→ What to produce: Lines containing "Indeed" are to be counted. Report the count alone.

→ Dataset entries:
= = = = = = =

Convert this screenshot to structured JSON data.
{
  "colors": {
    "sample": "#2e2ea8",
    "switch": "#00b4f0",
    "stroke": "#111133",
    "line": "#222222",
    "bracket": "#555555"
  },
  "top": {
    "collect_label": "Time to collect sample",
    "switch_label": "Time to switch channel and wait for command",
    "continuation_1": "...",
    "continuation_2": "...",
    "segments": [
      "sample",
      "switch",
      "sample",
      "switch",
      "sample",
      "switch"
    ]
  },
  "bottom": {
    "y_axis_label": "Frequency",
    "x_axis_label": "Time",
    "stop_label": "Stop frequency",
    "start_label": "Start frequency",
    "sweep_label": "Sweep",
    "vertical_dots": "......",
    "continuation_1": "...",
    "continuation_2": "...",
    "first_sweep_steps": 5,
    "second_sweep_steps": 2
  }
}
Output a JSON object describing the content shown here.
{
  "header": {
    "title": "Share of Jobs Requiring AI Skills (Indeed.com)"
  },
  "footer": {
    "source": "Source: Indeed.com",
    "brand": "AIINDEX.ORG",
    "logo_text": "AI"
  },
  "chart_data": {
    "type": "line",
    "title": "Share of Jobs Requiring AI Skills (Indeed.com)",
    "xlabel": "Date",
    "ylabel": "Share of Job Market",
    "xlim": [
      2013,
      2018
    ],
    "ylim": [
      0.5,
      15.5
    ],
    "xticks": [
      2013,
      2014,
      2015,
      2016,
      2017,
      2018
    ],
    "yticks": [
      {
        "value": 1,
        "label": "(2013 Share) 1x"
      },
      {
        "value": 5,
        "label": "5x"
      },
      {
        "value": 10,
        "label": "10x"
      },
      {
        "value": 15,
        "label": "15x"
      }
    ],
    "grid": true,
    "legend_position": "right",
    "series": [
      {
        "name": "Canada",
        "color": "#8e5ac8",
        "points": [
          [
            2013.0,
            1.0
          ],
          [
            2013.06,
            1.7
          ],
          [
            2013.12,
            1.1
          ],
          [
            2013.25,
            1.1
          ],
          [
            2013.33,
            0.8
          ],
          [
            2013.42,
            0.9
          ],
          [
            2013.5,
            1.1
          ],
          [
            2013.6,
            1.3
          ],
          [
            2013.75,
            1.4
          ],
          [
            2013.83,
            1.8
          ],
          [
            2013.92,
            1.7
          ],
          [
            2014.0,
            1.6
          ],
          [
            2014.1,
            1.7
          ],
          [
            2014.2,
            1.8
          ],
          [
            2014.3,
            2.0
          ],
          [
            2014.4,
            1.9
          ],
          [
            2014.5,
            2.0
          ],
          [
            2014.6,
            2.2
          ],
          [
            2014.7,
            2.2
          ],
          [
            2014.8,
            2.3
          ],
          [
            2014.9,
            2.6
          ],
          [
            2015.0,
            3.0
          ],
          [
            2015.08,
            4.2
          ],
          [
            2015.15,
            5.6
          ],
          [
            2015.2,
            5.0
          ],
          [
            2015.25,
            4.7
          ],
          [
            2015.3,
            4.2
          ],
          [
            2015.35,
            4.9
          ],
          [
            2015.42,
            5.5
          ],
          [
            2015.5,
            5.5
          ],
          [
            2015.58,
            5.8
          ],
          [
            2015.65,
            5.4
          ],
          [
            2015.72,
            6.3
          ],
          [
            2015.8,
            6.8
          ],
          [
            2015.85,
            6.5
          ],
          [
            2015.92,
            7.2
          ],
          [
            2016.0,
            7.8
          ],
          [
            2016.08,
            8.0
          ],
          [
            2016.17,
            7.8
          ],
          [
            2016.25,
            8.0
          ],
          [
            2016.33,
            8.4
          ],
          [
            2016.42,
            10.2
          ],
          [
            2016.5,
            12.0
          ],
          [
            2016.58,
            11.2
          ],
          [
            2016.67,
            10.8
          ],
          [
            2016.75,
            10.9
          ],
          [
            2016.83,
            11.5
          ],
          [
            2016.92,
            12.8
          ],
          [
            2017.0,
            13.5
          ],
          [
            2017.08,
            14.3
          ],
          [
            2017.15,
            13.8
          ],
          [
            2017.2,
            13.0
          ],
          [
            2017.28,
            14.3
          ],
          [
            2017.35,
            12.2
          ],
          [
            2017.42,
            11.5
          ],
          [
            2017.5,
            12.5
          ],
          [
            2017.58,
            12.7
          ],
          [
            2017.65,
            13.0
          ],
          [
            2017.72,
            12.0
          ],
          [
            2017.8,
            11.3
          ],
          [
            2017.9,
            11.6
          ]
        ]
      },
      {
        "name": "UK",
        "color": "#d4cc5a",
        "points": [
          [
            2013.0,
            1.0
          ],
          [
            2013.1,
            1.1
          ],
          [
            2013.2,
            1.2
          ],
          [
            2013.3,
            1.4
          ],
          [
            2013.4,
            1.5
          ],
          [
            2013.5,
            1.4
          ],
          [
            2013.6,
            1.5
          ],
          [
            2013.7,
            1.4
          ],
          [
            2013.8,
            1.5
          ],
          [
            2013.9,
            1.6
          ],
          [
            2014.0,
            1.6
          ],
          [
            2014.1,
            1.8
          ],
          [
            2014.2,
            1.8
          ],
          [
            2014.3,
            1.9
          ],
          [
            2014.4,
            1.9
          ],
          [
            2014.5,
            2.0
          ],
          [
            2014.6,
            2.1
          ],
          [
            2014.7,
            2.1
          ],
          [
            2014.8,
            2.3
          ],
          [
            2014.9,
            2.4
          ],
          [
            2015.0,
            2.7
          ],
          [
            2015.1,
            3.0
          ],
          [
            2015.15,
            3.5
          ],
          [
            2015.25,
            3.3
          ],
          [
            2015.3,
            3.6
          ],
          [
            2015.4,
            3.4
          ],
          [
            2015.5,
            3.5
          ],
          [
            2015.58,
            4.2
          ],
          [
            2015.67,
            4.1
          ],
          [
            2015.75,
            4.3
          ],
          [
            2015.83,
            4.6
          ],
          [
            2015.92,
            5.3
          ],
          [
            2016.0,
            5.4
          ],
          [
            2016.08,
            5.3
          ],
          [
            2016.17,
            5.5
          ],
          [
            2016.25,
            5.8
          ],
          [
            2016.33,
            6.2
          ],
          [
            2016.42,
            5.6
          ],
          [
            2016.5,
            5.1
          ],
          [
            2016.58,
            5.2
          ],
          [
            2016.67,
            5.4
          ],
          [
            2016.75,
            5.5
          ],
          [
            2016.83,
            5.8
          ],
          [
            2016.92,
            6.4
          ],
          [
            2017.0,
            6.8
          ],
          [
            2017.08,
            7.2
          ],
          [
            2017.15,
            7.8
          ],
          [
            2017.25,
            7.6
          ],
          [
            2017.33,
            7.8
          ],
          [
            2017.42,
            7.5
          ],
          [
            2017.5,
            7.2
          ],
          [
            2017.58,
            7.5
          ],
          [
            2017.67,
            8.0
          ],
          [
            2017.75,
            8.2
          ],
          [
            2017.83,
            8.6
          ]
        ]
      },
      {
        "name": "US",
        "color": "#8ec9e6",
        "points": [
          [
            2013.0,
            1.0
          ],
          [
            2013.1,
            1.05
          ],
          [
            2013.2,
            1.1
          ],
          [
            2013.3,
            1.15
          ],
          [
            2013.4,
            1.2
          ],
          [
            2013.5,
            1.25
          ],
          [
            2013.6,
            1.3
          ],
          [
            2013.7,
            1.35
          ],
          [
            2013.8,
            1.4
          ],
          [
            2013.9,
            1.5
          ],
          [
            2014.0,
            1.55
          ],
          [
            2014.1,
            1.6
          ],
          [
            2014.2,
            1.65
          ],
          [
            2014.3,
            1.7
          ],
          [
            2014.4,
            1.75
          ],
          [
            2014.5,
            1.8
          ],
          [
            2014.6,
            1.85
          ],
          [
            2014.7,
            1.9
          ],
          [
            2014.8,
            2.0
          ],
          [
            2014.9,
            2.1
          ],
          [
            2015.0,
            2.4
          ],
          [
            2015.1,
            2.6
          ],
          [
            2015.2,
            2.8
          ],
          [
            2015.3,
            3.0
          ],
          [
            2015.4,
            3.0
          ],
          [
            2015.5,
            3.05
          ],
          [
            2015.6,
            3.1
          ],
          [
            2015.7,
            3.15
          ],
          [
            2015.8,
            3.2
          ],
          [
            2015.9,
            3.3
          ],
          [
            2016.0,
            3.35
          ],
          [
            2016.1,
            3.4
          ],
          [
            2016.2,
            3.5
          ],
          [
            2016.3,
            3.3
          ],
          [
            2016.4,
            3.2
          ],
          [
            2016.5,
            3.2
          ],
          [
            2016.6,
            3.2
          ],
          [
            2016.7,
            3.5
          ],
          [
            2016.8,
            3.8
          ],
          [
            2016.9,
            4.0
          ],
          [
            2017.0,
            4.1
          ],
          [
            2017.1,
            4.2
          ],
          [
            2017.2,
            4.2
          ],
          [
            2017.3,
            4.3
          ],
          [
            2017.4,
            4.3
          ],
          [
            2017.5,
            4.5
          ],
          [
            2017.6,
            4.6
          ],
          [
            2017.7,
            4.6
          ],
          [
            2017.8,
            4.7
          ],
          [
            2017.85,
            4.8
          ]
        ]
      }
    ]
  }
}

= = = = = = =

→ Task solution: 3